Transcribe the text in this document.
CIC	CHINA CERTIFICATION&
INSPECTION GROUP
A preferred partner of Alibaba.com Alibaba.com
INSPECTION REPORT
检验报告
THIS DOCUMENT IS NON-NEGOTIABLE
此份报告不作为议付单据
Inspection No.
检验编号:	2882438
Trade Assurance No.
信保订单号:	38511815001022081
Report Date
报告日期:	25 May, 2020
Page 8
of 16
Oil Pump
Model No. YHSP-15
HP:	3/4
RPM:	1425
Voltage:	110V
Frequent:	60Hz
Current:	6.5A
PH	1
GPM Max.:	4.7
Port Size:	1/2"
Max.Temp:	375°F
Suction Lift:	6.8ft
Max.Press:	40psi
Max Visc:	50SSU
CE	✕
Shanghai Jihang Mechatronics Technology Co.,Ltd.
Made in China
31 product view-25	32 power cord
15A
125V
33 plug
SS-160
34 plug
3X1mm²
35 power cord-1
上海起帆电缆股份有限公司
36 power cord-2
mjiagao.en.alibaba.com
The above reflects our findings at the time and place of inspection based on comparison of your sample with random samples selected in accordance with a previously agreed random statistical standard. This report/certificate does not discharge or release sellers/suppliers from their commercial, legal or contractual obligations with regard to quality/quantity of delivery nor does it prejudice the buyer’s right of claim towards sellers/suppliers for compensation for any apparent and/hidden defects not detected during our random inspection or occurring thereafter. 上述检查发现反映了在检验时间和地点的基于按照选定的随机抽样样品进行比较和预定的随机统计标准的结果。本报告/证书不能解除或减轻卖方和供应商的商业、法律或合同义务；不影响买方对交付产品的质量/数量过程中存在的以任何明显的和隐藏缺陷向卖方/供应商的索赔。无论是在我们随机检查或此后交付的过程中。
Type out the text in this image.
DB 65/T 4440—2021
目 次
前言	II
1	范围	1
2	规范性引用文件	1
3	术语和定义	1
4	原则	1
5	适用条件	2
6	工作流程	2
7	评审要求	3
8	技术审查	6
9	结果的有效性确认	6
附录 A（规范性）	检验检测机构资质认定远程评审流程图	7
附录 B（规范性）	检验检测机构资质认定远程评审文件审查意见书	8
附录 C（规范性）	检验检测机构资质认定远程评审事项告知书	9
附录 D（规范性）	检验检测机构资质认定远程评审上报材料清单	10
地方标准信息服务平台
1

- [Goal of the exercise]: All lines from the one that contains "Type out the text in this image." through the end of the material are to be quoted exactly, with both ends included.

- [Answer for the task]:
Type out the text in this image.
DB 65/T 4440—2021
目 次
前言	II
1	范围	1
2	规范性引用文件	1
3	术语和定义	1
4	原则	1
5	适用条件	2
6	工作流程	2
7	评审要求	3
8	技术审查	6
9	结果的有效性确认	6
附录 A（规范性）	检验检测机构资质认定远程评审流程图	7
附录 B（规范性）	检验检测机构资质认定远程评审文件审查意见书	8
附录 C（规范性）	检验检测机构资质认定远程评审事项告知书	9
附录 D（规范性）	检验检测机构资质认定远程评审上报材料清单	10
地方标准信息服务平台
1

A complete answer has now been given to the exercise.